▸ **STATED GOAL**:
Look for "année" in each line of the entries, and return the matching lines.

▸ **INFORMATION SHOWN**:

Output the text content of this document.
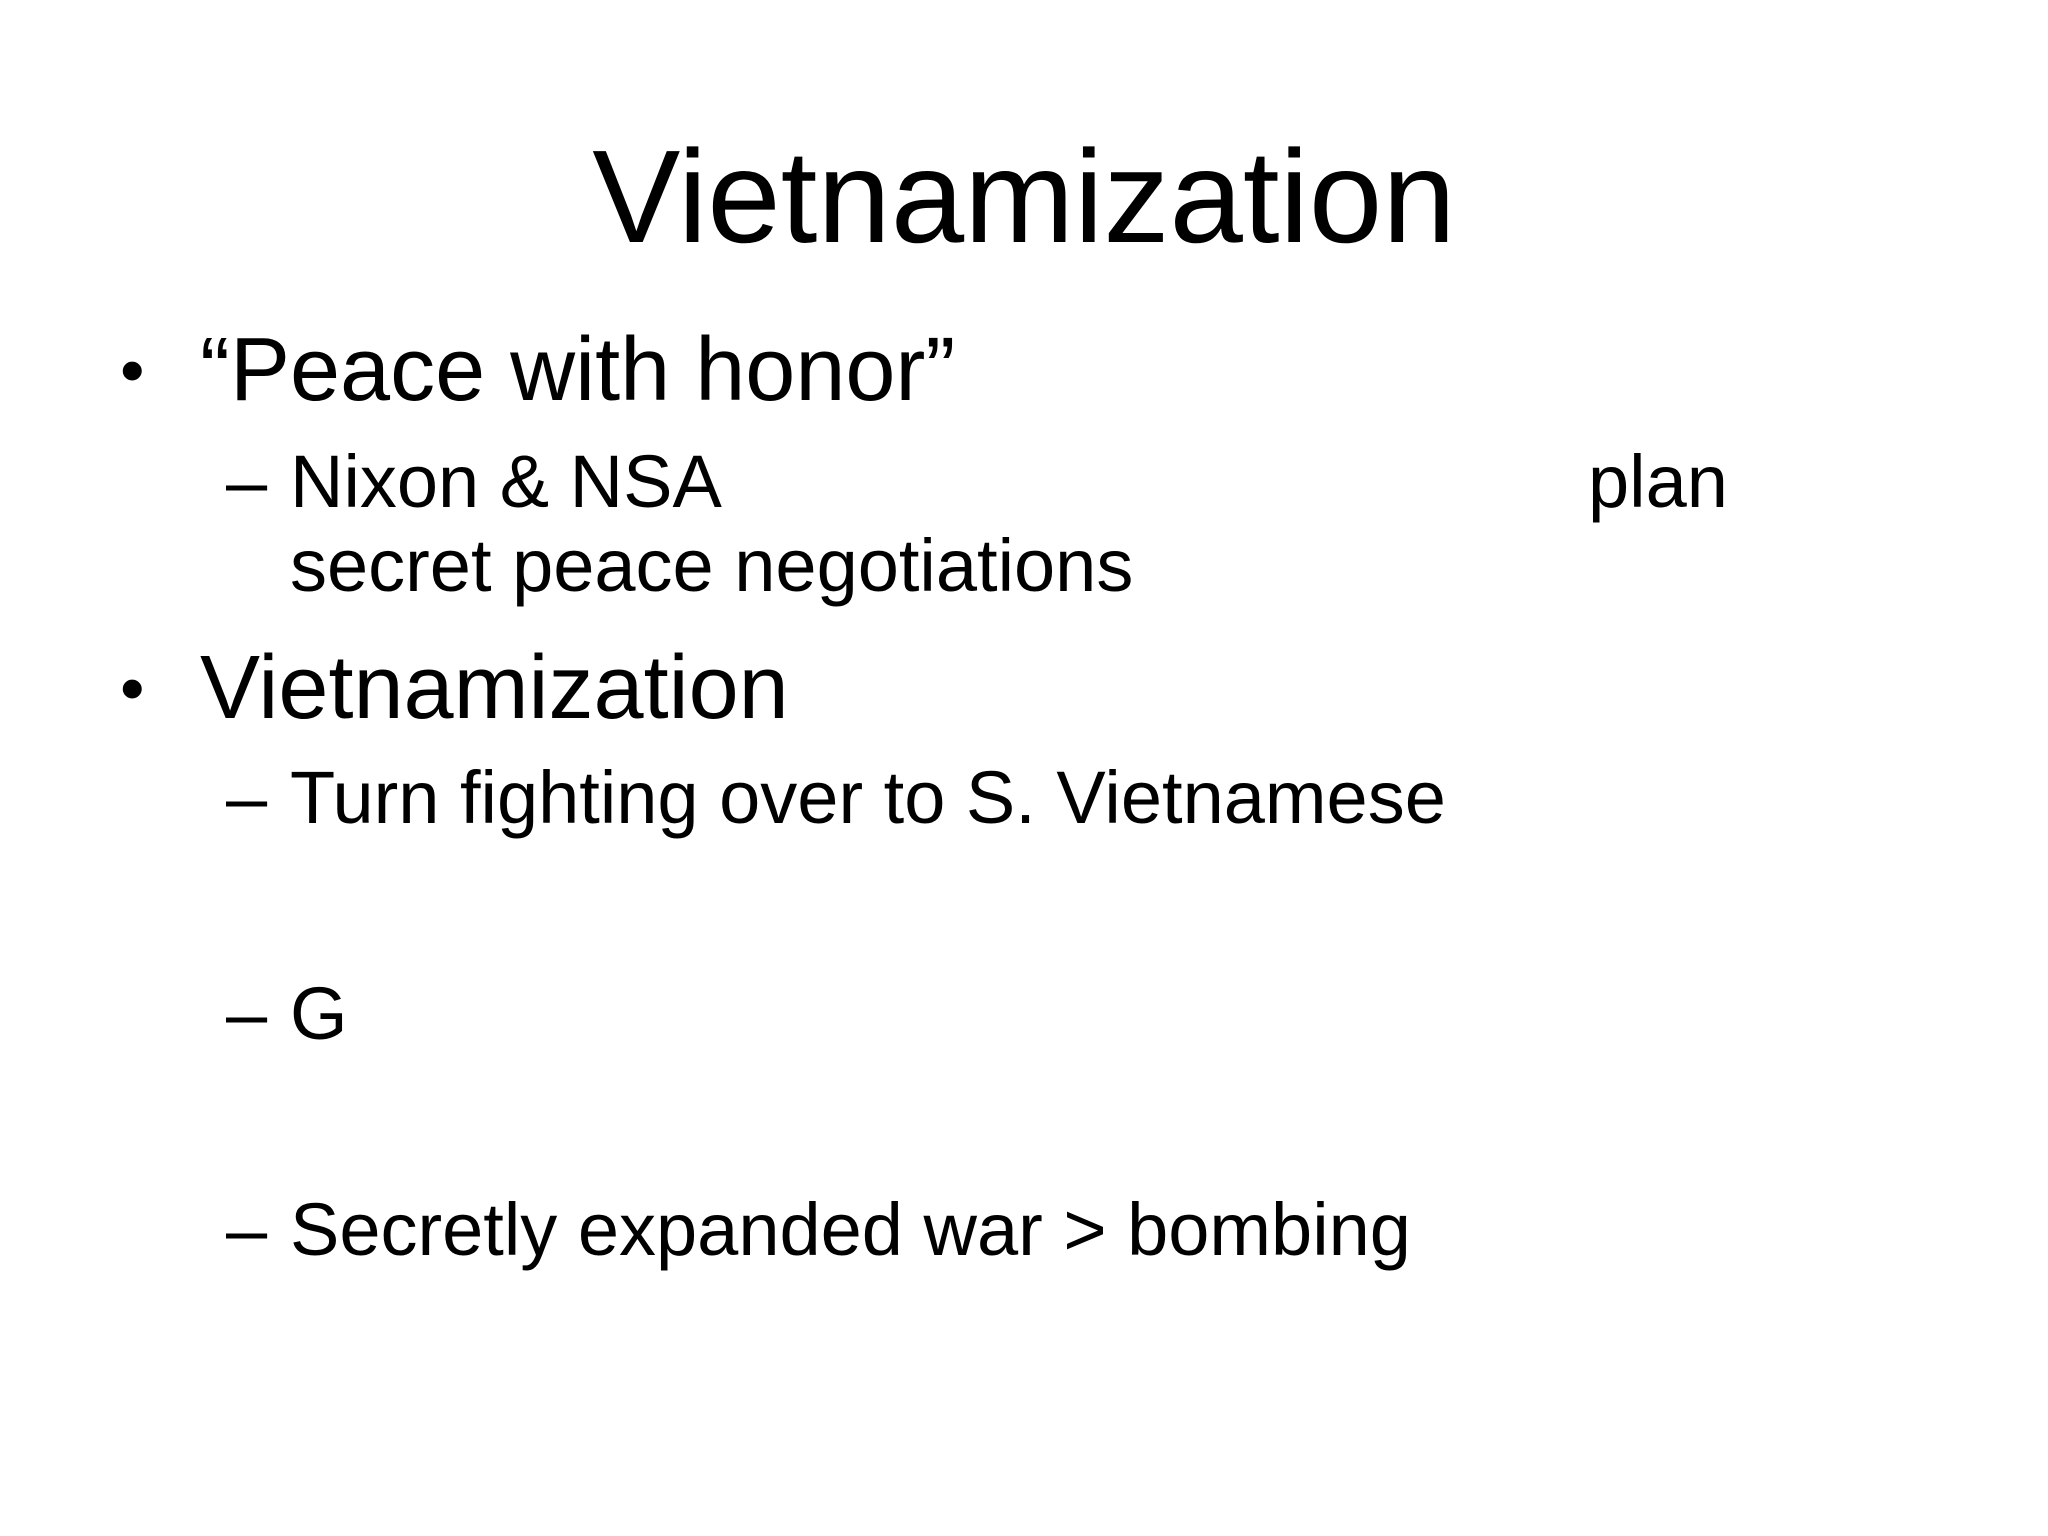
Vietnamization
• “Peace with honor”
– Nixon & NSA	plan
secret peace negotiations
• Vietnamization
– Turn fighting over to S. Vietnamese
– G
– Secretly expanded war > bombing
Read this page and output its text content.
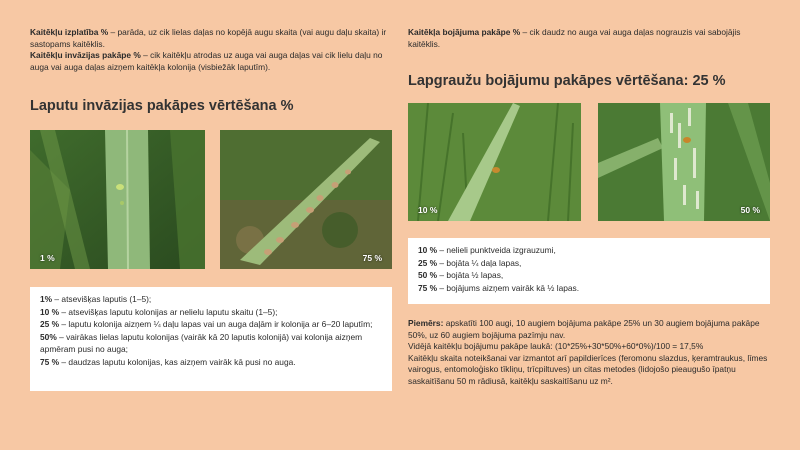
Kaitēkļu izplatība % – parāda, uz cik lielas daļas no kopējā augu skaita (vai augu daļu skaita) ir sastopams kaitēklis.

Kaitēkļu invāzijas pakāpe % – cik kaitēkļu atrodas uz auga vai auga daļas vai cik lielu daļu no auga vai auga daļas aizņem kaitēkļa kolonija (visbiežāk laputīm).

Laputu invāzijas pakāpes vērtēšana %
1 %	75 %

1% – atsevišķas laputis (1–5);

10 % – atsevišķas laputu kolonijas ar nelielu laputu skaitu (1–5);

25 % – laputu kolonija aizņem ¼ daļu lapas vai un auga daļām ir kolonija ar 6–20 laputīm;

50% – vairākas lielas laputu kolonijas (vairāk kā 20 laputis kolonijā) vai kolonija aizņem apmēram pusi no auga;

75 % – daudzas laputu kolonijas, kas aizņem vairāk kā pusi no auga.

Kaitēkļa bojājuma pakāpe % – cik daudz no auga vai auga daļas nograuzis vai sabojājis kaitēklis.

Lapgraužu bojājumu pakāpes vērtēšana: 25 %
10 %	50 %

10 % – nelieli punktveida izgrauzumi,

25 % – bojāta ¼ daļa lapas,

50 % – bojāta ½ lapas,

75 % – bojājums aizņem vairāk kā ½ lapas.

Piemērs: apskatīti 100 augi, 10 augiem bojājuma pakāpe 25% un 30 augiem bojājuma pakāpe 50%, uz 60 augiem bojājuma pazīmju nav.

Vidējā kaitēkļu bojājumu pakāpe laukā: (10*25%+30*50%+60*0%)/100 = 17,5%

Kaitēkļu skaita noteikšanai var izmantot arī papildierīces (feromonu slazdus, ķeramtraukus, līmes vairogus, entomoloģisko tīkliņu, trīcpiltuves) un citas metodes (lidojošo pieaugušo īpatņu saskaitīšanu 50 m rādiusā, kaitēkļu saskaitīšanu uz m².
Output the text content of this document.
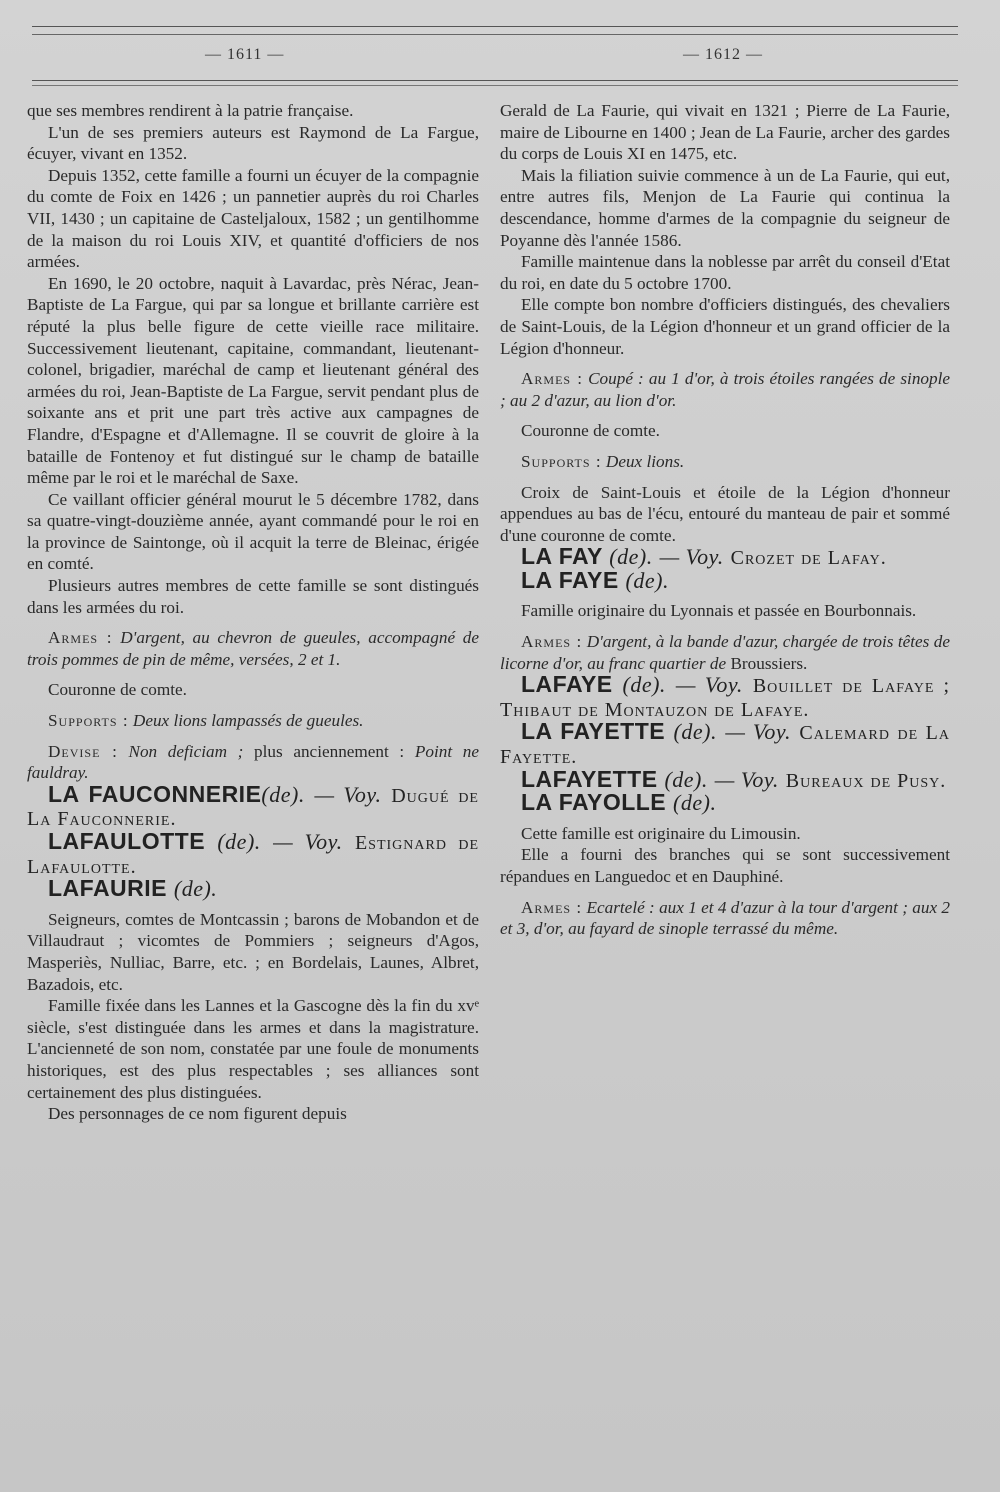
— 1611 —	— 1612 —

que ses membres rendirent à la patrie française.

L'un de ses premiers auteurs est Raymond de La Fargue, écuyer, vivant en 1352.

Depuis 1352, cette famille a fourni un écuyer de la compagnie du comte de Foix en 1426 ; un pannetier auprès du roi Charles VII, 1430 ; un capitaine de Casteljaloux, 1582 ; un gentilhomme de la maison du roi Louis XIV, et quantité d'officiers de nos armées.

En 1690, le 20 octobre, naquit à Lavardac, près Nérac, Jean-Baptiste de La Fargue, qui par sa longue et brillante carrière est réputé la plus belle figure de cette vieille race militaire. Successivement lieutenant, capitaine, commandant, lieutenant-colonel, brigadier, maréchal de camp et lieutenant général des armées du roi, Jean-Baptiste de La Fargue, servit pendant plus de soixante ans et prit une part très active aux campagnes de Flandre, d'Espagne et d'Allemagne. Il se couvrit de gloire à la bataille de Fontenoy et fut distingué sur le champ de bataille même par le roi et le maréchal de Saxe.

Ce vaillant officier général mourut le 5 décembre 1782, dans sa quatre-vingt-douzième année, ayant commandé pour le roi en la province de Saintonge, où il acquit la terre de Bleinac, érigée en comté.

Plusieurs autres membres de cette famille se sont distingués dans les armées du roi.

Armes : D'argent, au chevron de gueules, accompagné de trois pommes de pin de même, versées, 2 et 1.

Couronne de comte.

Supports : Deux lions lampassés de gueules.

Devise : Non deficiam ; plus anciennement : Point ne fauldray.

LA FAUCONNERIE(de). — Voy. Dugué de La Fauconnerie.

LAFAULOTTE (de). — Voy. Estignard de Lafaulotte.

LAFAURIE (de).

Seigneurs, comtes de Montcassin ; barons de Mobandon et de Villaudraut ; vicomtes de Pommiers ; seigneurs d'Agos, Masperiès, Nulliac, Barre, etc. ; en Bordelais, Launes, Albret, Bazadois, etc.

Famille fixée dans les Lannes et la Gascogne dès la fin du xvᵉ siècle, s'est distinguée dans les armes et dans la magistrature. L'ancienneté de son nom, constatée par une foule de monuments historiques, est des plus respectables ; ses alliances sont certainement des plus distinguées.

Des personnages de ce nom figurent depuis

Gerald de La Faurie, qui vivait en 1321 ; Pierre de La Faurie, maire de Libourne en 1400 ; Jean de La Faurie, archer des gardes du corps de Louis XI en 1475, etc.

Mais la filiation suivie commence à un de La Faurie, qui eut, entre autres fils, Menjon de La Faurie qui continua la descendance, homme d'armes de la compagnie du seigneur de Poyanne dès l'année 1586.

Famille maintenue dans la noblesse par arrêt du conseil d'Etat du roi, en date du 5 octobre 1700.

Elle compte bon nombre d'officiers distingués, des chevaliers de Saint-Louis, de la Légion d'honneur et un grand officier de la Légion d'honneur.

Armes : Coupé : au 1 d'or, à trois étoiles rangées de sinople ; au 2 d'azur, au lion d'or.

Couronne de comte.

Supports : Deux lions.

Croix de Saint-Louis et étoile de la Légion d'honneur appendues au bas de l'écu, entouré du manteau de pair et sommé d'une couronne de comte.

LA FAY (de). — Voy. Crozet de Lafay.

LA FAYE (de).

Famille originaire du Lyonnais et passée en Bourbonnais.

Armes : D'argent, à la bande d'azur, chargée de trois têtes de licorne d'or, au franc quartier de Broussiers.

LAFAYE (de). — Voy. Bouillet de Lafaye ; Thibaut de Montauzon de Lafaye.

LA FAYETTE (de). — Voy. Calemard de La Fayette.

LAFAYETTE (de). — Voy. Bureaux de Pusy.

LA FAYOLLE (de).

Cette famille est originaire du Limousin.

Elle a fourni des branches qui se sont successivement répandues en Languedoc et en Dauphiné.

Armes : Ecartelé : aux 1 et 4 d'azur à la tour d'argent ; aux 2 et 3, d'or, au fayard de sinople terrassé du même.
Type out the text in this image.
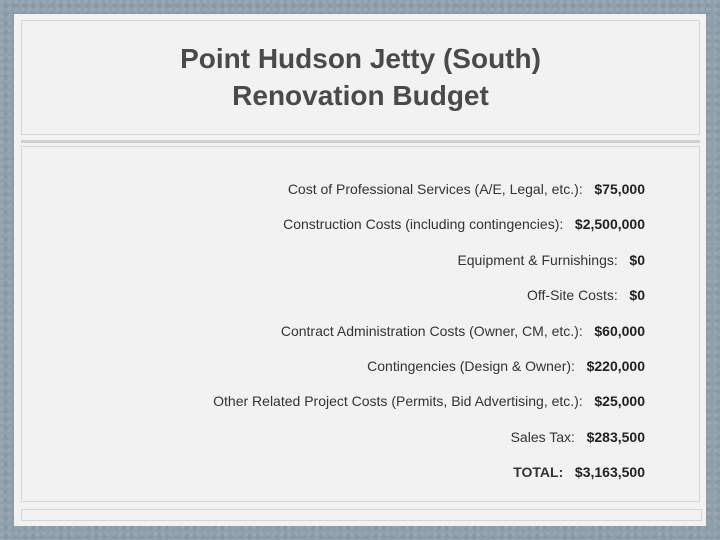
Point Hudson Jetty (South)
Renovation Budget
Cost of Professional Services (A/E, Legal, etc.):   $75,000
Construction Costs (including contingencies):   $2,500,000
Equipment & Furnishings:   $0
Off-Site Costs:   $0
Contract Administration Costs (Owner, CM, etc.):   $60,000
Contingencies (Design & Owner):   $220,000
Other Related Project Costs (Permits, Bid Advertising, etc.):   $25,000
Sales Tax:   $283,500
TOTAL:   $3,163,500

▸ **EXERCISE SOLUTION**:
Ce vaillant officier général mourut le 5 décembre 1782, dans sa quatre-vingt-douzième année, ayant commandé pour le roi en la province de Saintonge, où il acquit la terre de Bleinac, érigée en comté.
Mais la filiation suivie commence à un de La Faurie, qui eut, entre autres fils, Menjon de La Faurie qui continua la descendance, homme d'armes de la compagnie du seigneur de Poyanne dès l'année 1586.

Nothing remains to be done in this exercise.